**REQUIREMENT**:
Copy the listing below word for word, leaving out the picture.

====

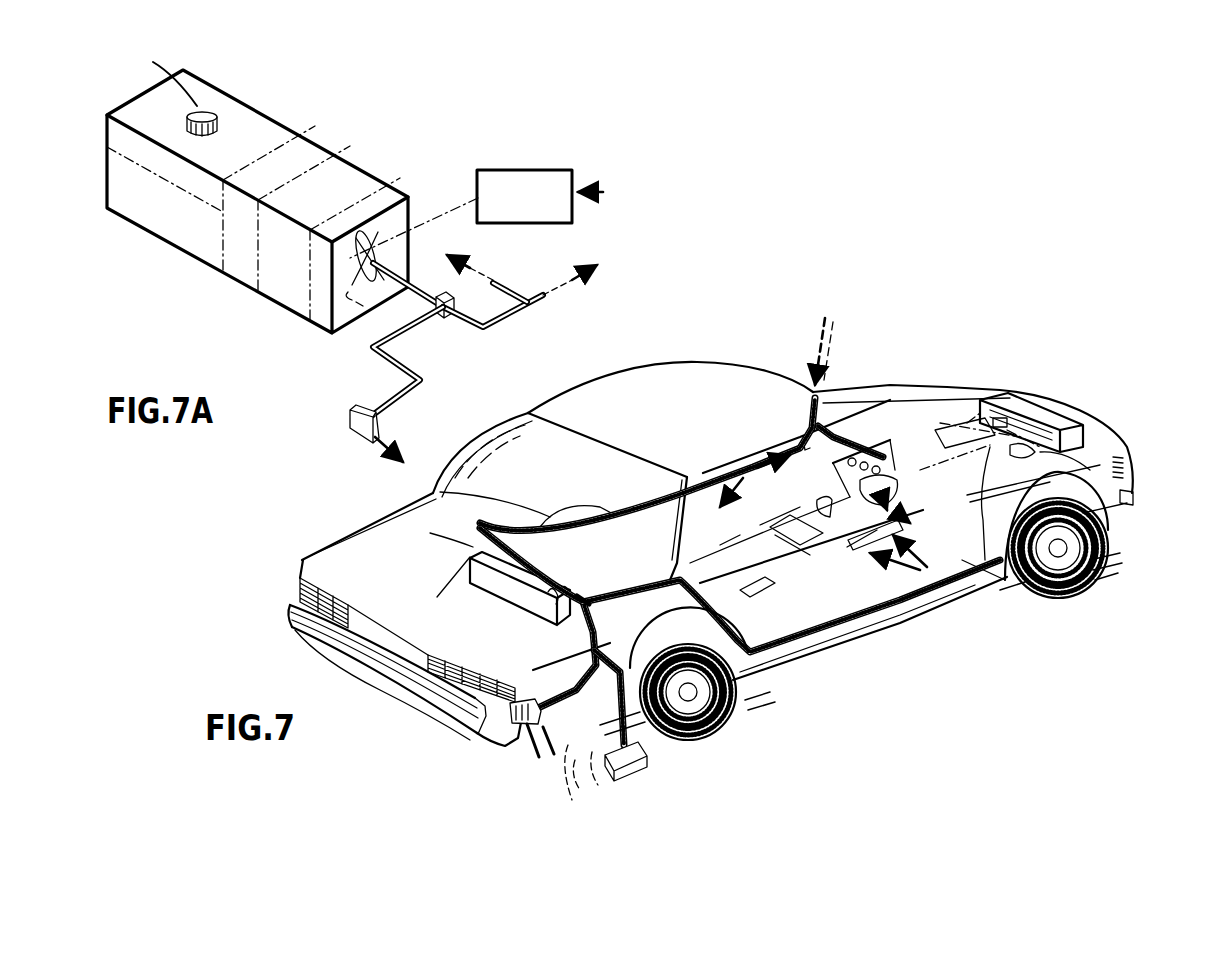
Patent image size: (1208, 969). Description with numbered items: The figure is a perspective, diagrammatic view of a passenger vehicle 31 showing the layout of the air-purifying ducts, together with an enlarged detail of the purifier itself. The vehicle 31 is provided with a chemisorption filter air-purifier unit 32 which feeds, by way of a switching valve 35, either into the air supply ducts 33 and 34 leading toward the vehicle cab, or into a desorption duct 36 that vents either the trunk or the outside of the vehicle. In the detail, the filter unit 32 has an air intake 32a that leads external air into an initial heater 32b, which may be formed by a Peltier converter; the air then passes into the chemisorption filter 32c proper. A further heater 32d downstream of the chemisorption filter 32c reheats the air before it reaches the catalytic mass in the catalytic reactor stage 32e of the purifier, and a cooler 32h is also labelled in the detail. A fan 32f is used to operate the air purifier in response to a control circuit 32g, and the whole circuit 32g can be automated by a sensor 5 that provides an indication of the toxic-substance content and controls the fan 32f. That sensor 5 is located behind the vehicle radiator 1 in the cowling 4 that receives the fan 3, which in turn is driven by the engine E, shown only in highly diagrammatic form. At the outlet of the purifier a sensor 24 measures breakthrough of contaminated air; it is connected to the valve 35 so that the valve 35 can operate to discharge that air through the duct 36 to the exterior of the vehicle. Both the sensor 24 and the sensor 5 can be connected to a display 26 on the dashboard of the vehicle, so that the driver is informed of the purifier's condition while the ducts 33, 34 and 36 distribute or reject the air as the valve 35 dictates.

In FIG. 7A, the chemisorption filter air-purifier unit 32 is at (230, 285).
In FIG. 7, the chemisorption filter air-purifier unit 32 is at (487, 585).
In FIG. 7A, the air intake 32a is at (208, 113).
In FIG. 7A, the initial heater 32b is at (107, 133).
In FIG. 7A, the chemisorption filter 32c is at (135, 210).
In FIG. 7A, the further heater 32d is at (318, 131).
In FIG. 7A, the catalytic reactor stage 32e is at (354, 168).
In FIG. 7A, the fan 32f is at (330, 333).
In FIG. 7, the fan 32f is at (532, 592).
In FIG. 7A, the control circuit 32g is at (546, 170).
In FIG. 7A, the cooler 32h is at (388, 197).
In FIG. 7A, the air supply duct 33 is at (523, 314).
In FIG. 7, the air supply duct 33 is at (625, 590).
In FIG. 7A, the air supply duct 34 is at (518, 291).
In FIG. 7, the air supply duct 34 is at (553, 573).
In FIG. 7A, the switching valve 35 is at (444, 296).
In FIG. 7, the switching valve 35 is at (634, 757).
In FIG. 7A, the desorption duct 36 is at (412, 362).
In FIG. 7, the desorption duct 36 is at (587, 700).
In FIG. 7, the passenger vehicle 31 is at (757, 390).
In FIG. 7, the sensor 24 is at (643, 580).
In FIG. 7, the display 26 is at (855, 554).
In FIG. 7, the engine E is at (957, 423).
In FIG. 7, the sensor 5 is at (1010, 447).
In FIG. 7, the vehicle radiator 1 is at (1050, 413).
In FIG. 7, the fan 3 is at (1017, 442).
In FIG. 7, the cowling 4 is at (1020, 450).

====

**ANSWER TO THIS EXERCISE**:
Patent image size: (1208, 969). Description with numbered items: The figure is a perspective, diagrammatic view of a passenger vehicle 31 showing the layout of the air-purifying ducts, together with an enlarged detail of the purifier itself. The vehicle 31 is provided with a chemisorption filter air-purifier unit 32 which feeds, by way of a switching valve 35, either into the air supply ducts 33 and 34 leading toward the vehicle cab, or into a desorption duct 36 that vents either the trunk or the outside of the vehicle. In the detail, the filter unit 32 has an air intake 32a that leads external air into an initial heater 32b, which may be formed by a Peltier converter; the air then passes into the chemisorption filter 32c proper. A further heater 32d downstream of the chemisorption filter 32c reheats the air before it reaches the catalytic mass in the catalytic reactor stage 32e of the purifier, and a cooler 32h is also labelled in the detail. A fan 32f is used to operate the air purifier in response to a control circuit 32g, and the whole circuit 32g can be automated by a sensor 5 that provides an indication of the toxic-substance content and controls the fan 32f. That sensor 5 is located behind the vehicle radiator 1 in the cowling 4 that receives the fan 3, which in turn is driven by the engine E, shown only in highly diagrammatic form. At the outlet of the purifier a sensor 24 measures breakthrough of contaminated air; it is connected to the valve 35 so that the valve 35 can operate to discharge that air through the duct 36 to the exterior of the vehicle. Both the sensor 24 and the sensor 5 can be connected to a display 26 on the dashboard of the vehicle, so that the driver is informed of the purifier's condition while the ducts 33, 34 and 36 distribute or reject the air as the valve 35 dictates.

In FIG. 7A, the chemisorption filter air-purifier unit 32 is at (230, 285).
In FIG. 7, the chemisorption filter air-purifier unit 32 is at (487, 585).
In FIG. 7A, the air intake 32a is at (208, 113).
In FIG. 7A, the initial heater 32b is at (107, 133).
In FIG. 7A, the chemisorption filter 32c is at (135, 210).
In FIG. 7A, the further heater 32d is at (318, 131).
In FIG. 7A, the catalytic reactor stage 32e is at (354, 168).
In FIG. 7A, the fan 32f is at (330, 333).
In FIG. 7, the fan 32f is at (532, 592).
In FIG. 7A, the control circuit 32g is at (546, 170).
In FIG. 7A, the cooler 32h is at (388, 197).
In FIG. 7A, the air supply duct 33 is at (523, 314).
In FIG. 7, the air supply duct 33 is at (625, 590).
In FIG. 7A, the air supply duct 34 is at (518, 291).
In FIG. 7, the air supply duct 34 is at (553, 573).
In FIG. 7A, the switching valve 35 is at (444, 296).
In FIG. 7, the switching valve 35 is at (634, 757).
In FIG. 7A, the desorption duct 36 is at (412, 362).
In FIG. 7, the desorption duct 36 is at (587, 700).
In FIG. 7, the passenger vehicle 31 is at (757, 390).
In FIG. 7, the sensor 24 is at (643, 580).
In FIG. 7, the display 26 is at (855, 554).
In FIG. 7, the engine E is at (957, 423).
In FIG. 7, the sensor 5 is at (1010, 447).
In FIG. 7, the vehicle radiator 1 is at (1050, 413).
In FIG. 7, the fan 3 is at (1017, 442).
In FIG. 7, the cowling 4 is at (1020, 450).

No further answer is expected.